**INPUT ROWS**

________________________

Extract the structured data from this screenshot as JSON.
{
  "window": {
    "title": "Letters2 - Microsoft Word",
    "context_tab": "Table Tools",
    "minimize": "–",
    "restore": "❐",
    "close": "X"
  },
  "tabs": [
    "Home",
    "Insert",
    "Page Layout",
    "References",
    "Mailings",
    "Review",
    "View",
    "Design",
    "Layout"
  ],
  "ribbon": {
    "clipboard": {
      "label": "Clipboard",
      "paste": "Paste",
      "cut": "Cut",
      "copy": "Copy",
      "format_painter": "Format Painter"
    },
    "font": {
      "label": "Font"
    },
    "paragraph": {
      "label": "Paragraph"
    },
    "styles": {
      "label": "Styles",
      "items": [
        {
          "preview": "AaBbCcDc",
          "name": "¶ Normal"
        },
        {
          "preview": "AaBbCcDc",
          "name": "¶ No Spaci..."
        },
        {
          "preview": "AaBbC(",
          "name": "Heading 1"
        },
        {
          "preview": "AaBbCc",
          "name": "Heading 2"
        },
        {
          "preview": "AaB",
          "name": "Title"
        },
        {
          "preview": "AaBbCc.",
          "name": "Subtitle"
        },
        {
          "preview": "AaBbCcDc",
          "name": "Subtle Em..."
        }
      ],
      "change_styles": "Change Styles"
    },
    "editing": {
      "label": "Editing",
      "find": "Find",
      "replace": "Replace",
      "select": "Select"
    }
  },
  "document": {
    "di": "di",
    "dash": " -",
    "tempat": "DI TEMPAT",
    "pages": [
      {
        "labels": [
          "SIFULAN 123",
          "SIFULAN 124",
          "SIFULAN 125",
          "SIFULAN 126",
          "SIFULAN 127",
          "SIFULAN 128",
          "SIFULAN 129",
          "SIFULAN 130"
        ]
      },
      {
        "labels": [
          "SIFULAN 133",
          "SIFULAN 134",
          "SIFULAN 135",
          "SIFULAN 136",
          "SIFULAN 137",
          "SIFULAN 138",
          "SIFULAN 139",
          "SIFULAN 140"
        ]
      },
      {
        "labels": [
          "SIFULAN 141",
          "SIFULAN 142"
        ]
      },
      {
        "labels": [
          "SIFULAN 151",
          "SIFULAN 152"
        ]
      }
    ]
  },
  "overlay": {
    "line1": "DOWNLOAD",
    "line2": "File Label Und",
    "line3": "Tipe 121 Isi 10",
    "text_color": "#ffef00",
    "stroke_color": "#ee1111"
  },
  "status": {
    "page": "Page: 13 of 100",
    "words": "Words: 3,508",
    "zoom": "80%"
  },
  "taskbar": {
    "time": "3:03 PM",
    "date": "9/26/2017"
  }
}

________________________

**SHORT TASK**
Extract all the entries word for word.

**WORKED SOLUTION**
Extract the structured data from this screenshot as JSON.
{
  "window": {
    "title": "Letters2 - Microsoft Word",
    "context_tab": "Table Tools",
    "minimize": "–",
    "restore": "❐",
    "close": "X"
  },
  "tabs": [
    "Home",
    "Insert",
    "Page Layout",
    "References",
    "Mailings",
    "Review",
    "View",
    "Design",
    "Layout"
  ],
  "ribbon": {
    "clipboard": {
      "label": "Clipboard",
      "paste": "Paste",
      "cut": "Cut",
      "copy": "Copy",
      "format_painter": "Format Painter"
    },
    "font": {
      "label": "Font"
    },
    "paragraph": {
      "label": "Paragraph"
    },
    "styles": {
      "label": "Styles",
      "items": [
        {
          "preview": "AaBbCcDc",
          "name": "¶ Normal"
        },
        {
          "preview": "AaBbCcDc",
          "name": "¶ No Spaci..."
        },
        {
          "preview": "AaBbC(",
          "name": "Heading 1"
        },
        {
          "preview": "AaBbCc",
          "name": "Heading 2"
        },
        {
          "preview": "AaB",
          "name": "Title"
        },
        {
          "preview": "AaBbCc.",
          "name": "Subtitle"
        },
        {
          "preview": "AaBbCcDc",
          "name": "Subtle Em..."
        }
      ],
      "change_styles": "Change Styles"
    },
    "editing": {
      "label": "Editing",
      "find": "Find",
      "replace": "Replace",
      "select": "Select"
    }
  },
  "document": {
    "di": "di",
    "dash": " -",
    "tempat": "DI TEMPAT",
    "pages": [
      {
        "labels": [
          "SIFULAN 123",
          "SIFULAN 124",
          "SIFULAN 125",
          "SIFULAN 126",
          "SIFULAN 127",
          "SIFULAN 128",
          "SIFULAN 129",
          "SIFULAN 130"
        ]
      },
      {
        "labels": [
          "SIFULAN 133",
          "SIFULAN 134",
          "SIFULAN 135",
          "SIFULAN 136",
          "SIFULAN 137",
          "SIFULAN 138",
          "SIFULAN 139",
          "SIFULAN 140"
        ]
      },
      {
        "labels": [
          "SIFULAN 141",
          "SIFULAN 142"
        ]
      },
      {
        "labels": [
          "SIFULAN 151",
          "SIFULAN 152"
        ]
      }
    ]
  },
  "overlay": {
    "line1": "DOWNLOAD",
    "line2": "File Label Und",
    "line3": "Tipe 121 Isi 10",
    "text_color": "#ffef00",
    "stroke_color": "#ee1111"
  },
  "status": {
    "page": "Page: 13 of 100",
    "words": "Words: 3,508",
    "zoom": "80%"
  },
  "taskbar": {
    "time": "3:03 PM",
    "date": "9/26/2017"
  }
}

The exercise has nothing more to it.